Collected data
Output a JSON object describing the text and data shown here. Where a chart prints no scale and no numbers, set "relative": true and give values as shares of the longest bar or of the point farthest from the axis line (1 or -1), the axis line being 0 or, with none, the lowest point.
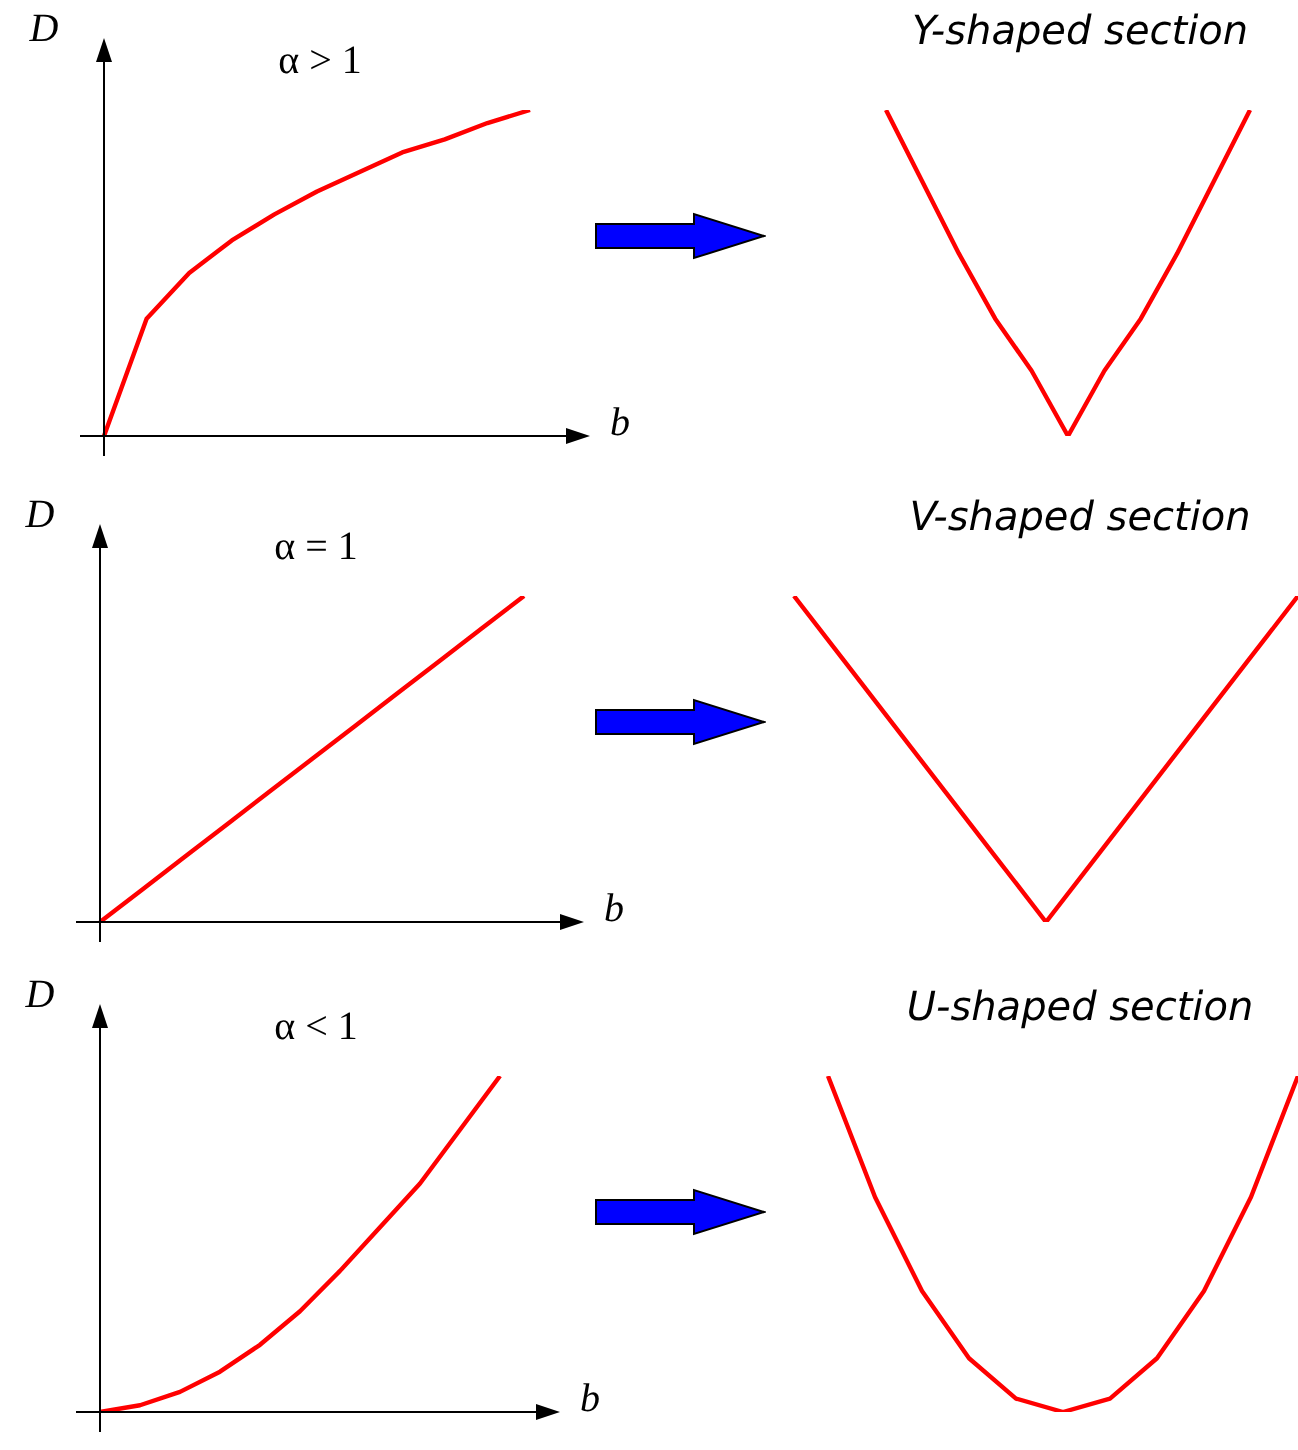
{
  "chart_data": [
    {
      "type": "line",
      "xlabel": "b",
      "ylabel": "D",
      "annotations": [
        "α > 1"
      ],
      "relative": true,
      "categories": [
        null,
        null,
        null,
        null,
        null,
        null,
        null,
        null,
        null,
        null,
        null
      ],
      "series": [
        {
          "color": "#ff0000",
          "values": [
            0,
            0.36,
            0.5,
            0.6,
            0.68,
            0.75,
            0.81,
            0.87,
            0.91,
            0.96,
            1
          ]
        }
      ]
    },
    {
      "type": "line",
      "title": "Y-shaped section",
      "relative": true,
      "categories": [
        null,
        null,
        null,
        null,
        null,
        null,
        null,
        null,
        null,
        null,
        null
      ],
      "series": [
        {
          "color": "#ff0000",
          "values": [
            1,
            0.78,
            0.56,
            0.36,
            0.2,
            0,
            0.2,
            0.36,
            0.56,
            0.78,
            1
          ]
        }
      ]
    },
    {
      "type": "line",
      "xlabel": "b",
      "ylabel": "D",
      "annotations": [
        "α = 1"
      ],
      "relative": true,
      "categories": [
        null,
        null,
        null,
        null,
        null,
        null,
        null,
        null,
        null,
        null,
        null
      ],
      "series": [
        {
          "color": "#ff0000",
          "values": [
            0,
            0.1,
            0.2,
            0.3,
            0.4,
            0.5,
            0.6,
            0.7,
            0.8,
            0.9,
            1
          ]
        }
      ]
    },
    {
      "type": "line",
      "title": "V-shaped section",
      "relative": true,
      "categories": [
        null,
        null,
        null,
        null,
        null,
        null,
        null,
        null,
        null,
        null,
        null
      ],
      "series": [
        {
          "color": "#ff0000",
          "values": [
            1,
            0.8,
            0.6,
            0.4,
            0.2,
            0,
            0.2,
            0.4,
            0.6,
            0.8,
            1
          ]
        }
      ]
    },
    {
      "type": "line",
      "xlabel": "b",
      "ylabel": "D",
      "annotations": [
        "α < 1"
      ],
      "relative": true,
      "categories": [
        null,
        null,
        null,
        null,
        null,
        null,
        null,
        null,
        null,
        null,
        null
      ],
      "series": [
        {
          "color": "#ff0000",
          "values": [
            0,
            0.02,
            0.06,
            0.12,
            0.2,
            0.3,
            0.42,
            0.55,
            0.68,
            0.84,
            1
          ]
        }
      ]
    },
    {
      "type": "line",
      "title": "U-shaped section",
      "relative": true,
      "categories": [
        null,
        null,
        null,
        null,
        null,
        null,
        null,
        null,
        null,
        null,
        null
      ],
      "series": [
        {
          "color": "#ff0000",
          "values": [
            1,
            0.64,
            0.36,
            0.16,
            0.04,
            0,
            0.04,
            0.16,
            0.36,
            0.64,
            1
          ]
        }
      ]
    }
  ]
}
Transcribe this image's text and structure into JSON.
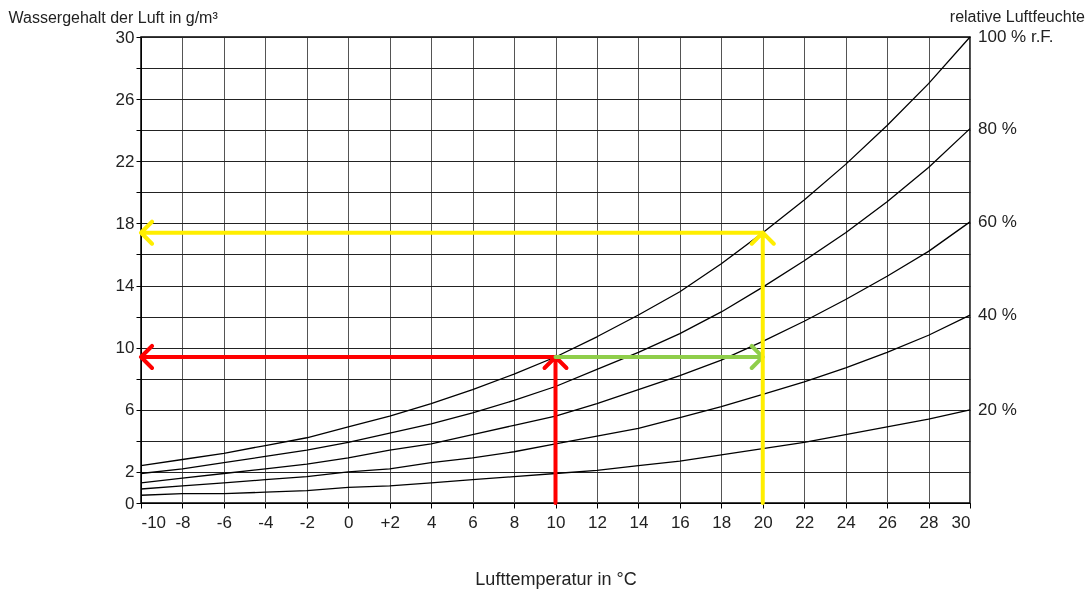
{
  "chart_data": {
    "type": "line",
    "xlabel": "Lufttemperatur in °C",
    "ylabel": "Wassergehalt der Luft in g/m³",
    "y2label": "relative Luftfeuchte",
    "x": [
      -10,
      -8,
      -6,
      -4,
      -2,
      0,
      2,
      4,
      6,
      8,
      10,
      12,
      14,
      16,
      18,
      20,
      22,
      24,
      26,
      28,
      30
    ],
    "xlim": [
      -10,
      30
    ],
    "xticks": [
      -10,
      -8,
      -6,
      -4,
      -2,
      0,
      {
        "value": 2,
        "label": "+2"
      },
      4,
      6,
      8,
      10,
      12,
      14,
      16,
      18,
      20,
      22,
      24,
      26,
      28,
      30
    ],
    "ylim": [
      0,
      30
    ],
    "yticks": [
      0,
      2,
      {
        "value": 4,
        "label": null
      },
      6,
      {
        "value": 8,
        "label": null
      },
      10,
      {
        "value": 12,
        "label": null
      },
      14,
      {
        "value": 16,
        "label": null
      },
      18,
      {
        "value": 20,
        "label": null
      },
      22,
      {
        "value": 24,
        "label": null
      },
      26,
      {
        "value": 28,
        "label": null
      },
      30
    ],
    "grid": true,
    "legend": false,
    "series": [
      {
        "name": "100 % r.F.",
        "color": "#000000",
        "values": [
          2.4,
          2.8,
          3.2,
          3.7,
          4.2,
          4.9,
          5.6,
          6.4,
          7.3,
          8.3,
          9.4,
          10.7,
          12.1,
          13.6,
          15.4,
          17.4,
          19.5,
          21.8,
          24.3,
          27.0,
          30.0
        ]
      },
      {
        "name": "80 %",
        "color": "#000000",
        "values": [
          1.9,
          2.2,
          2.6,
          3.0,
          3.4,
          3.9,
          4.5,
          5.1,
          5.8,
          6.6,
          7.5,
          8.6,
          9.7,
          10.9,
          12.3,
          13.9,
          15.6,
          17.4,
          19.4,
          21.6,
          24.1
        ]
      },
      {
        "name": "60 %",
        "color": "#000000",
        "values": [
          1.3,
          1.6,
          1.9,
          2.2,
          2.5,
          2.9,
          3.4,
          3.8,
          4.4,
          5.0,
          5.6,
          6.4,
          7.3,
          8.2,
          9.2,
          10.4,
          11.7,
          13.1,
          14.6,
          16.2,
          18.1
        ]
      },
      {
        "name": "40 %",
        "color": "#000000",
        "values": [
          0.9,
          1.1,
          1.3,
          1.5,
          1.7,
          2.0,
          2.2,
          2.6,
          2.9,
          3.3,
          3.8,
          4.3,
          4.8,
          5.5,
          6.2,
          7.0,
          7.8,
          8.7,
          9.7,
          10.8,
          12.1
        ]
      },
      {
        "name": "20 %",
        "color": "#000000",
        "values": [
          0.5,
          0.6,
          0.6,
          0.7,
          0.8,
          1.0,
          1.1,
          1.3,
          1.5,
          1.7,
          1.9,
          2.1,
          2.4,
          2.7,
          3.1,
          3.5,
          3.9,
          4.4,
          4.9,
          5.4,
          6.0
        ]
      },
      {
        "color": "#ff0000",
        "x": [
          10,
          -10
        ],
        "values": [
          9.4,
          9.4
        ]
      },
      {
        "color": "#8fce4a",
        "x": [
          10,
          20
        ],
        "values": [
          9.4,
          9.4
        ]
      },
      {
        "color": "#ffee00",
        "x": [
          20,
          -10
        ],
        "values": [
          17.4,
          17.4
        ]
      }
    ]
  }
}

YOUR GOAL: In the copy, include all records verbatim but no images.

RESULT OF THE EXERCISE:
Output a JSON object describing the text and data shown here. Where a chart prints no scale and no numbers, set "relative": true and give values as shares of the longest bar or of the point farthest from the axis line (1 or -1), the axis line being 0 or, with none, the lowest point.
{
  "chart_data": [
    {
      "type": "line",
      "xlabel": "b",
      "ylabel": "D",
      "annotations": [
        "α > 1"
      ],
      "relative": true,
      "categories": [
        null,
        null,
        null,
        null,
        null,
        null,
        null,
        null,
        null,
        null,
        null
      ],
      "series": [
        {
          "color": "#ff0000",
          "values": [
            0,
            0.36,
            0.5,
            0.6,
            0.68,
            0.75,
            0.81,
            0.87,
            0.91,
            0.96,
            1
          ]
        }
      ]
    },
    {
      "type": "line",
      "title": "Y-shaped section",
      "relative": true,
      "categories": [
        null,
        null,
        null,
        null,
        null,
        null,
        null,
        null,
        null,
        null,
        null
      ],
      "series": [
        {
          "color": "#ff0000",
          "values": [
            1,
            0.78,
            0.56,
            0.36,
            0.2,
            0,
            0.2,
            0.36,
            0.56,
            0.78,
            1
          ]
        }
      ]
    },
    {
      "type": "line",
      "xlabel": "b",
      "ylabel": "D",
      "annotations": [
        "α = 1"
      ],
      "relative": true,
      "categories": [
        null,
        null,
        null,
        null,
        null,
        null,
        null,
        null,
        null,
        null,
        null
      ],
      "series": [
        {
          "color": "#ff0000",
          "values": [
            0,
            0.1,
            0.2,
            0.3,
            0.4,
            0.5,
            0.6,
            0.7,
            0.8,
            0.9,
            1
          ]
        }
      ]
    },
    {
      "type": "line",
      "title": "V-shaped section",
      "relative": true,
      "categories": [
        null,
        null,
        null,
        null,
        null,
        null,
        null,
        null,
        null,
        null,
        null
      ],
      "series": [
        {
          "color": "#ff0000",
          "values": [
            1,
            0.8,
            0.6,
            0.4,
            0.2,
            0,
            0.2,
            0.4,
            0.6,
            0.8,
            1
          ]
        }
      ]
    },
    {
      "type": "line",
      "xlabel": "b",
      "ylabel": "D",
      "annotations": [
        "α < 1"
      ],
      "relative": true,
      "categories": [
        null,
        null,
        null,
        null,
        null,
        null,
        null,
        null,
        null,
        null,
        null
      ],
      "series": [
        {
          "color": "#ff0000",
          "values": [
            0,
            0.02,
            0.06,
            0.12,
            0.2,
            0.3,
            0.42,
            0.55,
            0.68,
            0.84,
            1
          ]
        }
      ]
    },
    {
      "type": "line",
      "title": "U-shaped section",
      "relative": true,
      "categories": [
        null,
        null,
        null,
        null,
        null,
        null,
        null,
        null,
        null,
        null,
        null
      ],
      "series": [
        {
          "color": "#ff0000",
          "values": [
            1,
            0.64,
            0.36,
            0.16,
            0.04,
            0,
            0.04,
            0.16,
            0.36,
            0.64,
            1
          ]
        }
      ]
    }
  ]
}
Transcribe this image's text and structure into JSON.
{
  "chart_data": {
    "type": "line",
    "xlabel": "Lufttemperatur in °C",
    "ylabel": "Wassergehalt der Luft in g/m³",
    "y2label": "relative Luftfeuchte",
    "x": [
      -10,
      -8,
      -6,
      -4,
      -2,
      0,
      2,
      4,
      6,
      8,
      10,
      12,
      14,
      16,
      18,
      20,
      22,
      24,
      26,
      28,
      30
    ],
    "xlim": [
      -10,
      30
    ],
    "xticks": [
      -10,
      -8,
      -6,
      -4,
      -2,
      0,
      {
        "value": 2,
        "label": "+2"
      },
      4,
      6,
      8,
      10,
      12,
      14,
      16,
      18,
      20,
      22,
      24,
      26,
      28,
      30
    ],
    "ylim": [
      0,
      30
    ],
    "yticks": [
      0,
      2,
      {
        "value": 4,
        "label": null
      },
      6,
      {
        "value": 8,
        "label": null
      },
      10,
      {
        "value": 12,
        "label": null
      },
      14,
      {
        "value": 16,
        "label": null
      },
      18,
      {
        "value": 20,
        "label": null
      },
      22,
      {
        "value": 24,
        "label": null
      },
      26,
      {
        "value": 28,
        "label": null
      },
      30
    ],
    "grid": true,
    "legend": false,
    "series": [
      {
        "name": "100 % r.F.",
        "color": "#000000",
        "values": [
          2.4,
          2.8,
          3.2,
          3.7,
          4.2,
          4.9,
          5.6,
          6.4,
          7.3,
          8.3,
          9.4,
          10.7,
          12.1,
          13.6,
          15.4,
          17.4,
          19.5,
          21.8,
          24.3,
          27.0,
          30.0
        ]
      },
      {
        "name": "80 %",
        "color": "#000000",
        "values": [
          1.9,
          2.2,
          2.6,
          3.0,
          3.4,
          3.9,
          4.5,
          5.1,
          5.8,
          6.6,
          7.5,
          8.6,
          9.7,
          10.9,
          12.3,
          13.9,
          15.6,
          17.4,
          19.4,
          21.6,
          24.1
        ]
      },
      {
        "name": "60 %",
        "color": "#000000",
        "values": [
          1.3,
          1.6,
          1.9,
          2.2,
          2.5,
          2.9,
          3.4,
          3.8,
          4.4,
          5.0,
          5.6,
          6.4,
          7.3,
          8.2,
          9.2,
          10.4,
          11.7,
          13.1,
          14.6,
          16.2,
          18.1
        ]
      },
      {
        "name": "40 %",
        "color": "#000000",
        "values": [
          0.9,
          1.1,
          1.3,
          1.5,
          1.7,
          2.0,
          2.2,
          2.6,
          2.9,
          3.3,
          3.8,
          4.3,
          4.8,
          5.5,
          6.2,
          7.0,
          7.8,
          8.7,
          9.7,
          10.8,
          12.1
        ]
      },
      {
        "name": "20 %",
        "color": "#000000",
        "values": [
          0.5,
          0.6,
          0.6,
          0.7,
          0.8,
          1.0,
          1.1,
          1.3,
          1.5,
          1.7,
          1.9,
          2.1,
          2.4,
          2.7,
          3.1,
          3.5,
          3.9,
          4.4,
          4.9,
          5.4,
          6.0
        ]
      },
      {
        "color": "#ff0000",
        "x": [
          10,
          -10
        ],
        "values": [
          9.4,
          9.4
        ]
      },
      {
        "color": "#8fce4a",
        "x": [
          10,
          20
        ],
        "values": [
          9.4,
          9.4
        ]
      },
      {
        "color": "#ffee00",
        "x": [
          20,
          -10
        ],
        "values": [
          17.4,
          17.4
        ]
      }
    ]
  }
}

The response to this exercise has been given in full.